• Goal of the exercise: Check every line below for the string "ylabel", and copy the lines that contain it.

::::::::

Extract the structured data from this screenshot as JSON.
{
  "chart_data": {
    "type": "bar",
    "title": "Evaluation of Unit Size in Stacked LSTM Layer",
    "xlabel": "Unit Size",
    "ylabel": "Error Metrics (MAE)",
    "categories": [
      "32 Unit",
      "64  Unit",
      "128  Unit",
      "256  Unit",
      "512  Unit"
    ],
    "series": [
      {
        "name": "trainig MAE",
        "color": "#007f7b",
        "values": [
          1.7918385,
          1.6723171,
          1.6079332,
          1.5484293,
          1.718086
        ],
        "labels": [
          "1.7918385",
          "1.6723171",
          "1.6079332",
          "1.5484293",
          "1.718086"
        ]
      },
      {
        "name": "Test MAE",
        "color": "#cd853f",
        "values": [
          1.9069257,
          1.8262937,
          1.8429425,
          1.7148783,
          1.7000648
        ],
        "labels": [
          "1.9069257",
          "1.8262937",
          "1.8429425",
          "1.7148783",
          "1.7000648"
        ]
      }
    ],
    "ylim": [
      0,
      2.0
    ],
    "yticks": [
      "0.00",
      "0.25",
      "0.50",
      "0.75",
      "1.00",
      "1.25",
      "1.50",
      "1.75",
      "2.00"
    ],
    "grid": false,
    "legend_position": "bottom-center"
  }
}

::::::::

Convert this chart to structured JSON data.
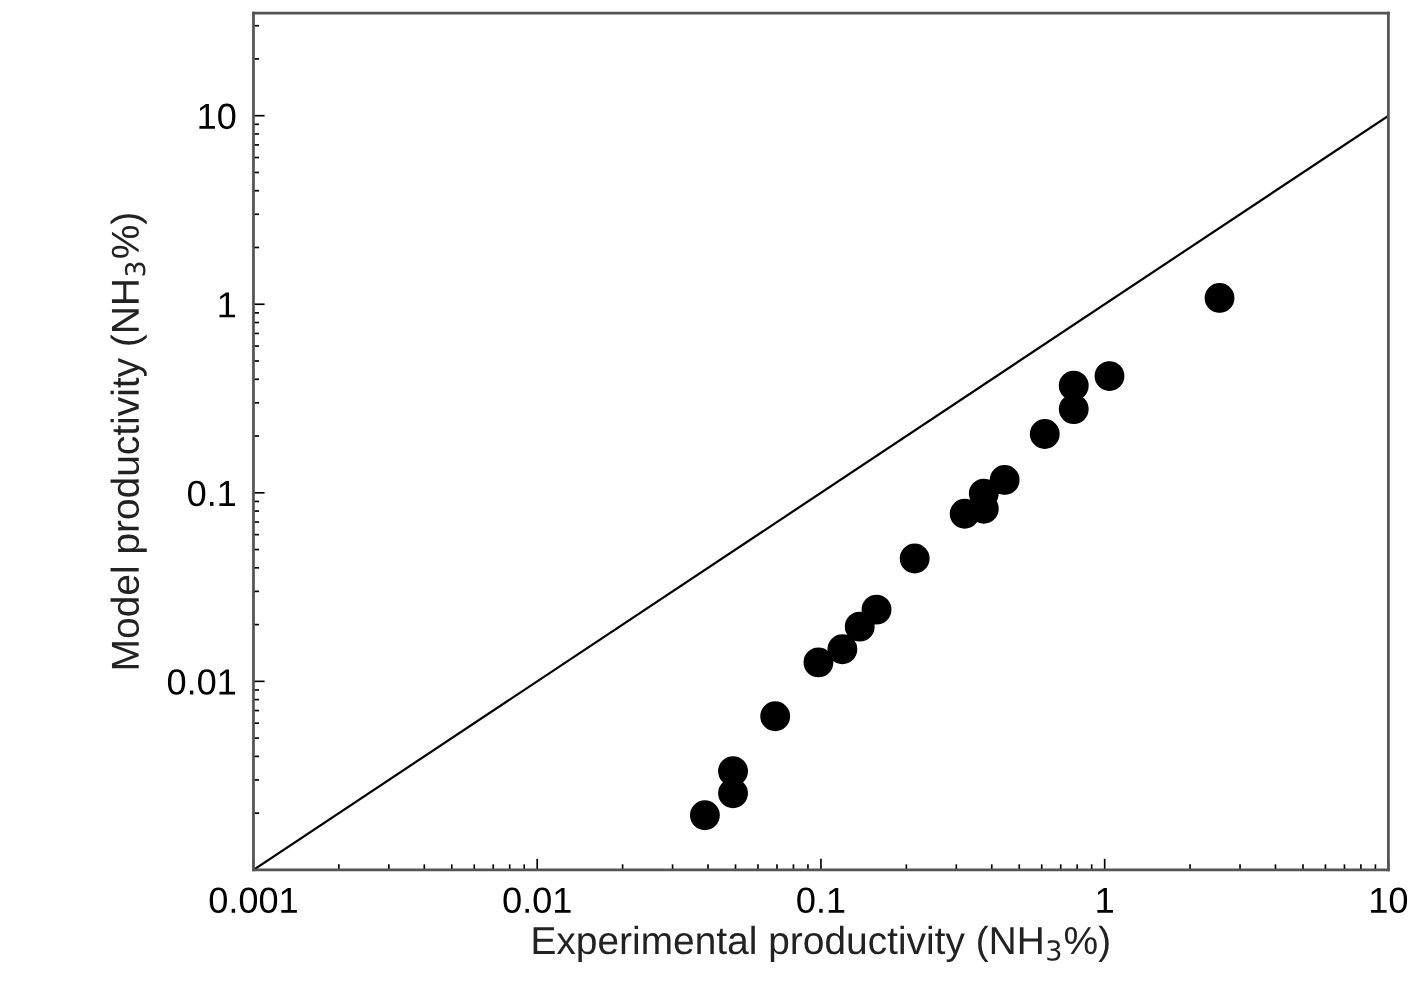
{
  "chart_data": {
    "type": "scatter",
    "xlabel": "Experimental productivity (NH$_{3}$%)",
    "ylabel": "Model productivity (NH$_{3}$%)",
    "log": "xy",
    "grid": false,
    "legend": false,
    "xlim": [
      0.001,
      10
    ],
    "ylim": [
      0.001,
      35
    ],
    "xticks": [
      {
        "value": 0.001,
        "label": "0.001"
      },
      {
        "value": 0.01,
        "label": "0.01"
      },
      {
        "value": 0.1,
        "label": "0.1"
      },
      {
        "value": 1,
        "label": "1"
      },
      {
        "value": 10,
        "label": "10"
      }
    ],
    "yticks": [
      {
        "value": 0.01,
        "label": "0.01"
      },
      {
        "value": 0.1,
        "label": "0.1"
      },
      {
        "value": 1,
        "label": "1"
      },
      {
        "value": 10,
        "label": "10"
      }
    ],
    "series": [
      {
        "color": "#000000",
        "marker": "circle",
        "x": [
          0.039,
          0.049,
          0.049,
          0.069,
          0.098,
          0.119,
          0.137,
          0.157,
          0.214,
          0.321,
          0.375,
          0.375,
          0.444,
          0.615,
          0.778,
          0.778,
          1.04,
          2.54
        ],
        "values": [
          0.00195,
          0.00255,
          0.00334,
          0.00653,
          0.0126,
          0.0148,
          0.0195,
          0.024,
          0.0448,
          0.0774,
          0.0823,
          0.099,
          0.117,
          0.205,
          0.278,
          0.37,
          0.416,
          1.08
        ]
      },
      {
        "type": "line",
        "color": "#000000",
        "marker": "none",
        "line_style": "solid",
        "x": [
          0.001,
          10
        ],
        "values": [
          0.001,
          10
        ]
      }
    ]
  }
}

::::::::

• Finished task:
    "ylabel": "Error Metrics (MAE)",
    "ylabel": "Model productivity (NH$_{3}$%)",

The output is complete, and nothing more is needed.